IPR Gezgini’nde 20 Şubat 2025 tarihinde yayımlanmış “Ad ve Soyadlarından Oluşan Markalarda Karıştırılma İhtimali Değerlendirmesi Üzerine Düşünceler & Güral ve Chef Burak Kararları Hakkında Değerlendirme” başlıklı yazıda anılan “GÜRAL” kararının BOZMA sonrası akıbeti hakkında, adı geçen uyuşmazlıkları yakından takip eden ve isminin anonim kalmasını isteyen bir okuyucumuz aşağıdaki tespitleri bize iletmiştir. Okuyucumuzun tespitlerini herhangi bir ekleme yapmadan aşağıda sizlerle paylaşıyoruz.
Yargıtay 11. Hukuk Dairesinin 2020/1814 E., 2021/1611 K. sayılı BOZMA kararının; özellikle, iltibas ve tanınmış marka açısından, karar içinde yer alan çelişkileri, Yargıtay’ın benzer konulardaki diğer kararlarıyla karşılaştırılarak değerlendirilmiş ve BOZMA kararının akıbeti araştırılmıştır.
Buna göre; bozma sonrası görülen davada, ilk derece mahkemesinin Yargıtay bozma ilamına uymayarak, ilk kararında direndiği (ANKARA 4 FSHHM’nin 2021/133 E- 2021/280 K sayılı kararı) ve dosyanın Yargıtay Hukuk Genel Kuruluna gönderildiği anlaşılmıştır.
Söz konusu direnme kararında mahkeme ESİN GÜRAL ve GÜRAL markaları arasında iltibas ve karıştırılma ihtimali olduğunu belirttikten sonra “…dava konusu ESİN GÜRAL markasının, davalının GÜRAL ibareli markalarından farklı bir marka olduğunu algılayamayacağı, davacı tarafın adının ve soy adının başvuru markasına aynen yer alması hususunun, davacıya kendi başvurusu için üstün bir hak vermeyeceği,…” tespit ve değerlendirmesine yer verildiği anlaşılmıştır.[1]
Direnme sonrası verilen Yargıtay Hukuk Genel Kurulunun 05.07.2023 tarihli 2022/11-220 Esas, 2023/723 karar sayılı ilamı ile Yargıtay 11. HD’nin bozma kararının kaldırılmasına karar verilerek, dosyanın ilgili Daireye tekrar gönderilmiş olduğu ve Dairenin 2023/4544 E- 202375257 K sayılı kararı ile BAM’ın ilgili kararının onandığı anlaşılmıştır.

(Kaydedilmiş veri girişleri)

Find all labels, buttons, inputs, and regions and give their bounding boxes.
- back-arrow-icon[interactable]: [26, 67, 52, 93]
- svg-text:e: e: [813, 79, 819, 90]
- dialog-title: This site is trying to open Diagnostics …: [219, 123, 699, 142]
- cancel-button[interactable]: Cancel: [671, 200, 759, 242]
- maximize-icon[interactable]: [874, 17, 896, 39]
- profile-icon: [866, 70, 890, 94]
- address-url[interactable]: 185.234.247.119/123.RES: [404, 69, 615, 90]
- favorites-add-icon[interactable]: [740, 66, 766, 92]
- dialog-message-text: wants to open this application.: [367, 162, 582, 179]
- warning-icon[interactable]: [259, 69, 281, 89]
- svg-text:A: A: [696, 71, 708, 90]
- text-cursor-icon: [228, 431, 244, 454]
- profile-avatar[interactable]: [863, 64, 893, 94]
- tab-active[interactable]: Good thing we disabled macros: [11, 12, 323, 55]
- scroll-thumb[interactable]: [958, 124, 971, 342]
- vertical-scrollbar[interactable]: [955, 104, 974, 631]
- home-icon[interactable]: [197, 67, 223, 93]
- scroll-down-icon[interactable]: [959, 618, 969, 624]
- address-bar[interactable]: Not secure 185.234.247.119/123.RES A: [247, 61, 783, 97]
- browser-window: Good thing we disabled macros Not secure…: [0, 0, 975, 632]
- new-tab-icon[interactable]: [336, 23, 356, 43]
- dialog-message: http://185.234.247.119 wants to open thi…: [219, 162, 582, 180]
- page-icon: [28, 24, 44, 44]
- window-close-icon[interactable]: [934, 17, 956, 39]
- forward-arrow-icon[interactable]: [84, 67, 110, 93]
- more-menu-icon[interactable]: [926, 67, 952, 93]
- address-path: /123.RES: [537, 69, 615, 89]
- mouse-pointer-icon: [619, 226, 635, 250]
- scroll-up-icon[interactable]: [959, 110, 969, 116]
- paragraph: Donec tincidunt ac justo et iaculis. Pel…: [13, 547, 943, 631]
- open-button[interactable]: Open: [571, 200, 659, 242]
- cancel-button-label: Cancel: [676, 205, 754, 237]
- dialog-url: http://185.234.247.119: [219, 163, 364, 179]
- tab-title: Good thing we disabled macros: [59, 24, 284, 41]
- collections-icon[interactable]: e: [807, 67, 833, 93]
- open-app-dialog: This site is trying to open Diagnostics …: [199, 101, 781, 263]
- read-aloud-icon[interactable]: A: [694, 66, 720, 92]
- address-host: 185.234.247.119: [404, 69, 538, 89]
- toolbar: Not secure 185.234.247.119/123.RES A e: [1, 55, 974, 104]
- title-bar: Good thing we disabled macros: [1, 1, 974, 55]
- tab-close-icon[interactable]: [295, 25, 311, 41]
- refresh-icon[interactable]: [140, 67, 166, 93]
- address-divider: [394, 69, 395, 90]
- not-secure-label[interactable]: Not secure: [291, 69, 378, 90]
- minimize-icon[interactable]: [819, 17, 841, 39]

> _Alıştırma Amacı_
GÜRAL kararıyla ilgili metne göre bozma sonrası görülen davada ilk derece mahkemesi, Yargıtay bozma ilamı karşısında nasıl bir tutum almıştır, lütfen belirtin.

> _Çözüm_
Yargıtay bozma ilamına uymayarak ilk kararında direnmiştir.